PROBLEM TO SOLVE:
All of the data needs to be repeated exactly.

-------------------------

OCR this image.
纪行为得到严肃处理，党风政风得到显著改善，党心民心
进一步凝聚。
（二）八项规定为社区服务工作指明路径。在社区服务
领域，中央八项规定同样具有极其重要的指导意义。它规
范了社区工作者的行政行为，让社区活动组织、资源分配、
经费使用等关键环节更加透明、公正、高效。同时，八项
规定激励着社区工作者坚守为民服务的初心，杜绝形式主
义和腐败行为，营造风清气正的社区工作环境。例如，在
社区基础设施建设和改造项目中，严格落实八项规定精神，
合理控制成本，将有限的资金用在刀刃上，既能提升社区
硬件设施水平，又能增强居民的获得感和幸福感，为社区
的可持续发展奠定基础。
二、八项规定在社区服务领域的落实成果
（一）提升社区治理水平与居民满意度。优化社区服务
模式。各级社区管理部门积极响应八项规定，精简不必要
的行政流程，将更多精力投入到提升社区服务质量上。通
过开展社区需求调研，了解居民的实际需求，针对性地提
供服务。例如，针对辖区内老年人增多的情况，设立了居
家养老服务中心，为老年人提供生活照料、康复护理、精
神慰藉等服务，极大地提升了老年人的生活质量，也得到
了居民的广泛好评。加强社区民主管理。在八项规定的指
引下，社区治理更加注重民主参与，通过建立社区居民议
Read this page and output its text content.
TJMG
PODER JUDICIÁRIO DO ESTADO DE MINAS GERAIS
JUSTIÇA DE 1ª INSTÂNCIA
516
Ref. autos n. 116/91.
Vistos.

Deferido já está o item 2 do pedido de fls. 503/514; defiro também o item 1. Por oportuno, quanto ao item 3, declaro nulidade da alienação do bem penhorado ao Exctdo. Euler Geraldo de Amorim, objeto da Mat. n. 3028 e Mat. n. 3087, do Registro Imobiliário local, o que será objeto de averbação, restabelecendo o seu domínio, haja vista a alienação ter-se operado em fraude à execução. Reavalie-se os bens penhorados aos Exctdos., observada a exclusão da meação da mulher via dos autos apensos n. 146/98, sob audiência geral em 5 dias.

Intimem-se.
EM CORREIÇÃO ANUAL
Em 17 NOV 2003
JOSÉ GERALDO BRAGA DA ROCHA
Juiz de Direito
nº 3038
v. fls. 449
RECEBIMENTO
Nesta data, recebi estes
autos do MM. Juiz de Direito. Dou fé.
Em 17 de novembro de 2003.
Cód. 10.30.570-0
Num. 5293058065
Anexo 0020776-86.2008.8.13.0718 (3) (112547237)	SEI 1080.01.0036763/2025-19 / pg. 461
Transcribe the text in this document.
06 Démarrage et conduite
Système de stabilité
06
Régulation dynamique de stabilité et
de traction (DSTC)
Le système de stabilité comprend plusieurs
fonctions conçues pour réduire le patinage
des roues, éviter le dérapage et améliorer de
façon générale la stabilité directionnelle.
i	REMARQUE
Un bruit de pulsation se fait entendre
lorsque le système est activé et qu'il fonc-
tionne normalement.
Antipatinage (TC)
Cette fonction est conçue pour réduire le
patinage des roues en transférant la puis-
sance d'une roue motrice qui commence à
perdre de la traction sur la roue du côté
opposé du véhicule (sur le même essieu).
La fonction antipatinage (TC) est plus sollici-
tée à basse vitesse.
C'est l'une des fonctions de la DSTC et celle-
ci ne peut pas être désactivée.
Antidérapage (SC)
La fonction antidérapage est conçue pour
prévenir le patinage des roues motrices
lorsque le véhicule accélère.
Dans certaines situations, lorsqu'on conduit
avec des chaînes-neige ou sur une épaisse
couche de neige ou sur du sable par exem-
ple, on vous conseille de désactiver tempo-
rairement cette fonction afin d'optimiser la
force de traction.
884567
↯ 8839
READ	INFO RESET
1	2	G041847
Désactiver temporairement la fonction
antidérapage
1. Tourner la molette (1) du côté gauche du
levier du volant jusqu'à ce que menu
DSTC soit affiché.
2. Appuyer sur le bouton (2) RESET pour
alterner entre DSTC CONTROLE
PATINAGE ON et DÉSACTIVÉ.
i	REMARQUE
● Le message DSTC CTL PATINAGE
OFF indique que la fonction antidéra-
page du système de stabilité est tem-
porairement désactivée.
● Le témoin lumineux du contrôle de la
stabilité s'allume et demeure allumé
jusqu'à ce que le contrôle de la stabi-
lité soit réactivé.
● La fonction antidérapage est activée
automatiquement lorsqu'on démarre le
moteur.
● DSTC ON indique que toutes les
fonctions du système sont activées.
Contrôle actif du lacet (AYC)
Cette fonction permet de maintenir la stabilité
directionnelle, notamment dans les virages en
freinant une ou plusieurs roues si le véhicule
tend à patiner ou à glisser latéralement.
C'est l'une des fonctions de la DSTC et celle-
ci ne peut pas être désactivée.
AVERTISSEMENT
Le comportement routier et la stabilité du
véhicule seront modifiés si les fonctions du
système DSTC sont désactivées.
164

-------------------------

RIGHT ANSWER:
OCR this image.
纪行为得到严肃处理，党风政风得到显著改善，党心民心
进一步凝聚。
（二）八项规定为社区服务工作指明路径。在社区服务
领域，中央八项规定同样具有极其重要的指导意义。它规
范了社区工作者的行政行为，让社区活动组织、资源分配、
经费使用等关键环节更加透明、公正、高效。同时，八项
规定激励着社区工作者坚守为民服务的初心，杜绝形式主
义和腐败行为，营造风清气正的社区工作环境。例如，在
社区基础设施建设和改造项目中，严格落实八项规定精神，
合理控制成本，将有限的资金用在刀刃上，既能提升社区
硬件设施水平，又能增强居民的获得感和幸福感，为社区
的可持续发展奠定基础。
二、八项规定在社区服务领域的落实成果
（一）提升社区治理水平与居民满意度。优化社区服务
模式。各级社区管理部门积极响应八项规定，精简不必要
的行政流程，将更多精力投入到提升社区服务质量上。通
过开展社区需求调研，了解居民的实际需求，针对性地提
供服务。例如，针对辖区内老年人增多的情况，设立了居
家养老服务中心，为老年人提供生活照料、康复护理、精
神慰藉等服务，极大地提升了老年人的生活质量，也得到
了居民的广泛好评。加强社区民主管理。在八项规定的指
引下，社区治理更加注重民主参与，通过建立社区居民议
Read this page and output its text content.
TJMG
PODER JUDICIÁRIO DO ESTADO DE MINAS GERAIS
JUSTIÇA DE 1ª INSTÂNCIA
516
Ref. autos n. 116/91.
Vistos.

Deferido já está o item 2 do pedido de fls. 503/514; defiro também o item 1. Por oportuno, quanto ao item 3, declaro nulidade da alienação do bem penhorado ao Exctdo. Euler Geraldo de Amorim, objeto da Mat. n. 3028 e Mat. n. 3087, do Registro Imobiliário local, o que será objeto de averbação, restabelecendo o seu domínio, haja vista a alienação ter-se operado em fraude à execução. Reavalie-se os bens penhorados aos Exctdos., observada a exclusão da meação da mulher via dos autos apensos n. 146/98, sob audiência geral em 5 dias.

Intimem-se.
EM CORREIÇÃO ANUAL
Em 17 NOV 2003
JOSÉ GERALDO BRAGA DA ROCHA
Juiz de Direito
nº 3038
v. fls. 449
RECEBIMENTO
Nesta data, recebi estes
autos do MM. Juiz de Direito. Dou fé.
Em 17 de novembro de 2003.
Cód. 10.30.570-0
Num. 5293058065
Anexo 0020776-86.2008.8.13.0718 (3) (112547237)	SEI 1080.01.0036763/2025-19 / pg. 461
Transcribe the text in this document.
06 Démarrage et conduite
Système de stabilité
06
Régulation dynamique de stabilité et
de traction (DSTC)
Le système de stabilité comprend plusieurs
fonctions conçues pour réduire le patinage
des roues, éviter le dérapage et améliorer de
façon générale la stabilité directionnelle.
i	REMARQUE
Un bruit de pulsation se fait entendre
lorsque le système est activé et qu'il fonc-
tionne normalement.
Antipatinage (TC)
Cette fonction est conçue pour réduire le
patinage des roues en transférant la puis-
sance d'une roue motrice qui commence à
perdre de la traction sur la roue du côté
opposé du véhicule (sur le même essieu).
La fonction antipatinage (TC) est plus sollici-
tée à basse vitesse.
C'est l'une des fonctions de la DSTC et celle-
ci ne peut pas être désactivée.
Antidérapage (SC)
La fonction antidérapage est conçue pour
prévenir le patinage des roues motrices
lorsque le véhicule accélère.
Dans certaines situations, lorsqu'on conduit
avec des chaînes-neige ou sur une épaisse
couche de neige ou sur du sable par exem-
ple, on vous conseille de désactiver tempo-
rairement cette fonction afin d'optimiser la
force de traction.
884567
↯ 8839
READ	INFO RESET
1	2	G041847
Désactiver temporairement la fonction
antidérapage
1. Tourner la molette (1) du côté gauche du
levier du volant jusqu'à ce que menu
DSTC soit affiché.
2. Appuyer sur le bouton (2) RESET pour
alterner entre DSTC CONTROLE
PATINAGE ON et DÉSACTIVÉ.
i	REMARQUE
● Le message DSTC CTL PATINAGE
OFF indique que la fonction antidéra-
page du système de stabilité est tem-
porairement désactivée.
● Le témoin lumineux du contrôle de la
stabilité s'allume et demeure allumé
jusqu'à ce que le contrôle de la stabi-
lité soit réactivé.
● La fonction antidérapage est activée
automatiquement lorsqu'on démarre le
moteur.
● DSTC ON indique que toutes les
fonctions du système sont activées.
Contrôle actif du lacet (AYC)
Cette fonction permet de maintenir la stabilité
directionnelle, notamment dans les virages en
freinant une ou plusieurs roues si le véhicule
tend à patiner ou à glisser latéralement.
C'est l'une des fonctions de la DSTC et celle-
ci ne peut pas être désactivée.
AVERTISSEMENT
Le comportement routier et la stabilité du
véhicule seront modifiés si les fonctions du
système DSTC sont désactivées.
164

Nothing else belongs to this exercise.